### WHAT NEEDS TO BE DONE
Pick out every line with the word "JSON" and copy it.

════════════════════

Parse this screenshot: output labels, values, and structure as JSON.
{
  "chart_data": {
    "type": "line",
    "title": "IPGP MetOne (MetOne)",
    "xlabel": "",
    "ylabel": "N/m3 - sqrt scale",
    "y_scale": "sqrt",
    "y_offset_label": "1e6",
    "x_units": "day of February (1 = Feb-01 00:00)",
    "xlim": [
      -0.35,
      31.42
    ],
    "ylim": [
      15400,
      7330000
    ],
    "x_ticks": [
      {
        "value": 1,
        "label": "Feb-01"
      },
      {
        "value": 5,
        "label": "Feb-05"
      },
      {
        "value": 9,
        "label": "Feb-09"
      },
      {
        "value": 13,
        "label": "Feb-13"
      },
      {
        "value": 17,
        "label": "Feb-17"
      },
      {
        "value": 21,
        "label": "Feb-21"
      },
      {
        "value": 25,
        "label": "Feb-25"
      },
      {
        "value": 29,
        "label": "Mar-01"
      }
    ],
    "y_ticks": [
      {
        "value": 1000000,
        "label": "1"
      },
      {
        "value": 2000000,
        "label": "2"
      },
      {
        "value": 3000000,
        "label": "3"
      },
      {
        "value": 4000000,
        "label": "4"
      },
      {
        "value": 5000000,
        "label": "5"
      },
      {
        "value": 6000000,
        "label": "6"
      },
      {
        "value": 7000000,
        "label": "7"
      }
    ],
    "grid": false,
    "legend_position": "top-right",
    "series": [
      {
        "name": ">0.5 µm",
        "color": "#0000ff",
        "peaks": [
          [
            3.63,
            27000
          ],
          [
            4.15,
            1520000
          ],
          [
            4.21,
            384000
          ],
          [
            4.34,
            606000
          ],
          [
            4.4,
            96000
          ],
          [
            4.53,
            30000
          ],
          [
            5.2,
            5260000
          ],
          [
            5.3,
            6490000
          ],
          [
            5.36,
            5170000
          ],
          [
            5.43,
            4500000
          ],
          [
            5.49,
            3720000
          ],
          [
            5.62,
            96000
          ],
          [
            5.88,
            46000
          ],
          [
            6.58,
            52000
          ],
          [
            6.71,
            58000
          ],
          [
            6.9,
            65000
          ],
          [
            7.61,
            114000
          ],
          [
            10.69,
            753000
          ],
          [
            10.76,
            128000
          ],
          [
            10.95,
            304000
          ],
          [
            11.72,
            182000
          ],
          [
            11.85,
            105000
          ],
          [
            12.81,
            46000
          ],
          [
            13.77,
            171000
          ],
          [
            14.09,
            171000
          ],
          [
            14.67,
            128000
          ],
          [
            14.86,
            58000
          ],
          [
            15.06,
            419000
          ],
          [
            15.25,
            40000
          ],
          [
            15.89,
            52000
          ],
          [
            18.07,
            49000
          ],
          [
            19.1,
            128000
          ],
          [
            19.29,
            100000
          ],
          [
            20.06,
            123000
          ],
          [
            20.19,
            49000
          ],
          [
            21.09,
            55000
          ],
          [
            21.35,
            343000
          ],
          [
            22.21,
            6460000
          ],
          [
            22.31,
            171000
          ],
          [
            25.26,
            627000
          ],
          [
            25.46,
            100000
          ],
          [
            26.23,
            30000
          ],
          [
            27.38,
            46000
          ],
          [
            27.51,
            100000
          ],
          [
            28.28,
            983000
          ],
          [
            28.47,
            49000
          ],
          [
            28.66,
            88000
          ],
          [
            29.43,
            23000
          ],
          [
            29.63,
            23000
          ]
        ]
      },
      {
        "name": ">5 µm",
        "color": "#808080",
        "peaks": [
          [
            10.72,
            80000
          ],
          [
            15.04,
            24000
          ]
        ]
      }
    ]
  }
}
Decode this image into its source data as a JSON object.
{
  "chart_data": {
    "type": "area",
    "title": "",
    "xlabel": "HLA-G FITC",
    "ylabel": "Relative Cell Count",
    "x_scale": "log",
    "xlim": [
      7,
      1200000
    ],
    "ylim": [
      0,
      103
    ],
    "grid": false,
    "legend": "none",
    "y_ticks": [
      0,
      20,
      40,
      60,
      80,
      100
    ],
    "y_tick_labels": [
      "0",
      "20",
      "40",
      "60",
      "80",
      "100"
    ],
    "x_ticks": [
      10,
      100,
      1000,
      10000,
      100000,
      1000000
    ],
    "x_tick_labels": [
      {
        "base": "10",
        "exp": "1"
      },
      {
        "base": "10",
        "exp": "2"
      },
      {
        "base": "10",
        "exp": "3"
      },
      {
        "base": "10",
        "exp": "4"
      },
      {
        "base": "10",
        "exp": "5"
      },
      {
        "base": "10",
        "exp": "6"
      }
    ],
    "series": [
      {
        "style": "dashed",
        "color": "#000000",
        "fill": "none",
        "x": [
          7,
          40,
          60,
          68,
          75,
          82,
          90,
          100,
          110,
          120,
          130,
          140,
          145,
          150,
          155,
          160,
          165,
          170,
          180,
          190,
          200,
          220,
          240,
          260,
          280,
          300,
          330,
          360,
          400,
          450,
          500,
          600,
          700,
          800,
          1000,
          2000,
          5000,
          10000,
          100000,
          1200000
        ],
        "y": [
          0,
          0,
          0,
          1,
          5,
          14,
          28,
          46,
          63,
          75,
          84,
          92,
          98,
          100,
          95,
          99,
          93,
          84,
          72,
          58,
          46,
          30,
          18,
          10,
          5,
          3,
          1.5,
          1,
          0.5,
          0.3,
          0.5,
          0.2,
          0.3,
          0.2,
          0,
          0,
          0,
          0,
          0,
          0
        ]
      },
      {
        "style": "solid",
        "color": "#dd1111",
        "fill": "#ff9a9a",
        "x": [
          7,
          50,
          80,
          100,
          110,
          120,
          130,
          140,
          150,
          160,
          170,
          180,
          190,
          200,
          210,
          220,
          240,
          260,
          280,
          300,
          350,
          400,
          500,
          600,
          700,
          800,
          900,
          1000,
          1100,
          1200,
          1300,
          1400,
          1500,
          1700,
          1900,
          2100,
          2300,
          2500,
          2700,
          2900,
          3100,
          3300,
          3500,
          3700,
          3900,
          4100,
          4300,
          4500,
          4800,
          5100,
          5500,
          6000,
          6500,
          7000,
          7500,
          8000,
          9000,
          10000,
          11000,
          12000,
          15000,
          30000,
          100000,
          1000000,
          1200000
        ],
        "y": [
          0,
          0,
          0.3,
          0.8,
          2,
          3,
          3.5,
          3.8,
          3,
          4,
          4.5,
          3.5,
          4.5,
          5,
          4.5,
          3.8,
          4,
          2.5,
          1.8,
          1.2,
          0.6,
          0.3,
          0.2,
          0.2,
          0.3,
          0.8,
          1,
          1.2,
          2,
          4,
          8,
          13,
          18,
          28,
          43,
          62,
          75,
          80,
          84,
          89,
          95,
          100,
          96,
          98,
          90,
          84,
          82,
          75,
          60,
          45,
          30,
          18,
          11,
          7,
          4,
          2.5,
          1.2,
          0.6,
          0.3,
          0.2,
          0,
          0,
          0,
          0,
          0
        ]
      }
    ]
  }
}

════════════════════

### THE RESULT
Parse this screenshot: output labels, values, and structure as JSON.
Decode this image into its source data as a JSON object.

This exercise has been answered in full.